• _Exercise objective_:
From the listing below, count the lines where the string "JSON" occurs. Give the number, with no other words.
* START Stored records *
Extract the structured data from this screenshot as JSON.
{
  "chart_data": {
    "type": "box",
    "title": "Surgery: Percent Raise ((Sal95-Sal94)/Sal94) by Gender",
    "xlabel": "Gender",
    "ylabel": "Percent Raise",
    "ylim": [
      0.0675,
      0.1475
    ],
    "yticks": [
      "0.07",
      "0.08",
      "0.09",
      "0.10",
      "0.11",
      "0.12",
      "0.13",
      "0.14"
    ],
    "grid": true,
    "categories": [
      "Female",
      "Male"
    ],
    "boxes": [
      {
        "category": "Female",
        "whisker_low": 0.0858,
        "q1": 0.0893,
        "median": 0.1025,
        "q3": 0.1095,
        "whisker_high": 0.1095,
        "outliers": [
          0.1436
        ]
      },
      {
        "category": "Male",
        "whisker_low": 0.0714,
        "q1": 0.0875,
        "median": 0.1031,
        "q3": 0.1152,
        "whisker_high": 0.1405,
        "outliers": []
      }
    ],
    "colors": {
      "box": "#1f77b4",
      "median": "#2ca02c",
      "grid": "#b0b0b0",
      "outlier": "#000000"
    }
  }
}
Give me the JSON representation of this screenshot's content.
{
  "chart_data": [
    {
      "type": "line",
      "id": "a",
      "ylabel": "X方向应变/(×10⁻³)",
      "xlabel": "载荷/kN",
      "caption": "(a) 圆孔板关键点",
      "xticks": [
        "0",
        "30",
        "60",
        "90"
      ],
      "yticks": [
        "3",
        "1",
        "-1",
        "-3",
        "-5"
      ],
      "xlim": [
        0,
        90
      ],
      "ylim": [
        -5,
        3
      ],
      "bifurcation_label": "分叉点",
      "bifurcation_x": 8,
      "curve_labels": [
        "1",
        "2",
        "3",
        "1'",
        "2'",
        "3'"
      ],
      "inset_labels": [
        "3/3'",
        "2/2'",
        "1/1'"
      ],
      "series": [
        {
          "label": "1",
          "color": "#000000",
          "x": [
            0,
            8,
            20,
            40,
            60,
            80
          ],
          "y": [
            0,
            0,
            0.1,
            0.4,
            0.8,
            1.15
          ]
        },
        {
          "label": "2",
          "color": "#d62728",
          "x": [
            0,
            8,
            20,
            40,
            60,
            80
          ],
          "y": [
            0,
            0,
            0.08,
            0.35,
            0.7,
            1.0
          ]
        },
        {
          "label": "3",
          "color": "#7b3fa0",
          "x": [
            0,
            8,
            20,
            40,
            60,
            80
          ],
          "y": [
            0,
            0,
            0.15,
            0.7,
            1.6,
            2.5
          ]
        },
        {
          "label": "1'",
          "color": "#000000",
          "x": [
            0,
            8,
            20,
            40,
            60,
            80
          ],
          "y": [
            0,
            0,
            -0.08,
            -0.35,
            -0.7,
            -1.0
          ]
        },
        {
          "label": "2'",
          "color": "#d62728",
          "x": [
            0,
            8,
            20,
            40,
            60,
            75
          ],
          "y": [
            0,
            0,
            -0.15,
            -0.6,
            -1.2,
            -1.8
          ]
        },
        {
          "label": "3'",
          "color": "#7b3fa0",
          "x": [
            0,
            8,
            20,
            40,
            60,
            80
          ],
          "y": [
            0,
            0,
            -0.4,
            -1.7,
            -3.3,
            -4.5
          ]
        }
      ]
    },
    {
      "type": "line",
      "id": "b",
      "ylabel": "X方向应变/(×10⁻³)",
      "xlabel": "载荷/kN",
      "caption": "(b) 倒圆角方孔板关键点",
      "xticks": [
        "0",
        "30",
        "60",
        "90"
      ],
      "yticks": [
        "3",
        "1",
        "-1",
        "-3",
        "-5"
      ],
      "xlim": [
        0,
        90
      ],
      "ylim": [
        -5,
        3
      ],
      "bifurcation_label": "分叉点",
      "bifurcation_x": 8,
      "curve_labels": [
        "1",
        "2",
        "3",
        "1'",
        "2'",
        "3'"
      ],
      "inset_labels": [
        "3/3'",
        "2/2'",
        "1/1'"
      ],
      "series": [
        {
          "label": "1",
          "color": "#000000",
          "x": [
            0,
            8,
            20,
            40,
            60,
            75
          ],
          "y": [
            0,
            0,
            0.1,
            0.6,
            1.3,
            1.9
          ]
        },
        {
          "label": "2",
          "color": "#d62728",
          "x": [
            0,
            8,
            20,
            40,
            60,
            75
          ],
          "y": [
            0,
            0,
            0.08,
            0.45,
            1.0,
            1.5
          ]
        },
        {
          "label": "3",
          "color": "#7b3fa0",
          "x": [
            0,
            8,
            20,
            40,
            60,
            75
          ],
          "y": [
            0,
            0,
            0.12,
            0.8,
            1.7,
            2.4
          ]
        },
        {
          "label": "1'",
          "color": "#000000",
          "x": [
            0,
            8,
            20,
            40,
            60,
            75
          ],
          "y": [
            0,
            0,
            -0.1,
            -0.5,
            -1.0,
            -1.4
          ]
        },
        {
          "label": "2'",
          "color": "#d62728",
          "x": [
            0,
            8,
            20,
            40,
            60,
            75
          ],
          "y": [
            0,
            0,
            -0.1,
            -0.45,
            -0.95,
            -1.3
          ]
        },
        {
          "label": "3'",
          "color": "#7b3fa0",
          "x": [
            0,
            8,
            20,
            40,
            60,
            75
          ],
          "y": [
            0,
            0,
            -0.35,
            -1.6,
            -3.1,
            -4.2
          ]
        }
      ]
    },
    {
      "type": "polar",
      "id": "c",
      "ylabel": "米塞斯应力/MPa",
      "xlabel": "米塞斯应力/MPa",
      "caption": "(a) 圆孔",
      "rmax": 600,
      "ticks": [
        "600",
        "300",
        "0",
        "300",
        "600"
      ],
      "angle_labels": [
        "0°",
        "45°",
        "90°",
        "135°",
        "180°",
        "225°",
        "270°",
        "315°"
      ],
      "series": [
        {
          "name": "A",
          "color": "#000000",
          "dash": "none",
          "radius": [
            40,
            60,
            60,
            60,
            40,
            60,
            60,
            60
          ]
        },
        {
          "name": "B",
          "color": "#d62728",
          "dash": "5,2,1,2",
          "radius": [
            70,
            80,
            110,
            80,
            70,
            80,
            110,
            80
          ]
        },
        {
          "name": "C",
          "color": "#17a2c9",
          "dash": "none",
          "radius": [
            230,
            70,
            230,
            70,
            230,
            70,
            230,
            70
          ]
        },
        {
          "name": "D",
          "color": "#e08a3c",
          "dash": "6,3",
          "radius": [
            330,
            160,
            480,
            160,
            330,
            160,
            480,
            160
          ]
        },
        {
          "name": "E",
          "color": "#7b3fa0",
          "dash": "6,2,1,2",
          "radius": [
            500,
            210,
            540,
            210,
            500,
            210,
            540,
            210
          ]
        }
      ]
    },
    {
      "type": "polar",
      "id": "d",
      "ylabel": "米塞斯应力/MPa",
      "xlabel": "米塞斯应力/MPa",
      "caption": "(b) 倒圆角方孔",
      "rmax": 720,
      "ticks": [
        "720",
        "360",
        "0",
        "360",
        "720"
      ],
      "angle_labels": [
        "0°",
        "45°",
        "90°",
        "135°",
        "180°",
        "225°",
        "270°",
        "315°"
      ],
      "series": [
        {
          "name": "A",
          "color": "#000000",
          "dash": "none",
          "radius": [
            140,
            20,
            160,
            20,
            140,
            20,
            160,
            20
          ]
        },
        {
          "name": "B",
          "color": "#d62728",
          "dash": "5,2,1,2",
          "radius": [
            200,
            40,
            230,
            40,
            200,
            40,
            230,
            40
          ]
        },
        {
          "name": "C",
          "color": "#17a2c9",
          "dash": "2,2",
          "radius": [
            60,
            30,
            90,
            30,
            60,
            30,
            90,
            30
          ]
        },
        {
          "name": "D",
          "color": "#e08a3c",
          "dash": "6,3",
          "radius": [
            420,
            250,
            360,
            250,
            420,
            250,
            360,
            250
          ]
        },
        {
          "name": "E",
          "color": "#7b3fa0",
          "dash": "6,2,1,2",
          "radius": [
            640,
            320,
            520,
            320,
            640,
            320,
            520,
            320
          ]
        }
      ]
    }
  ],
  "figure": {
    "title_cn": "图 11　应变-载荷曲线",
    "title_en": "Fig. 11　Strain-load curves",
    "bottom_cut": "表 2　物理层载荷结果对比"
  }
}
* END Stored records *
• _Reply_:
2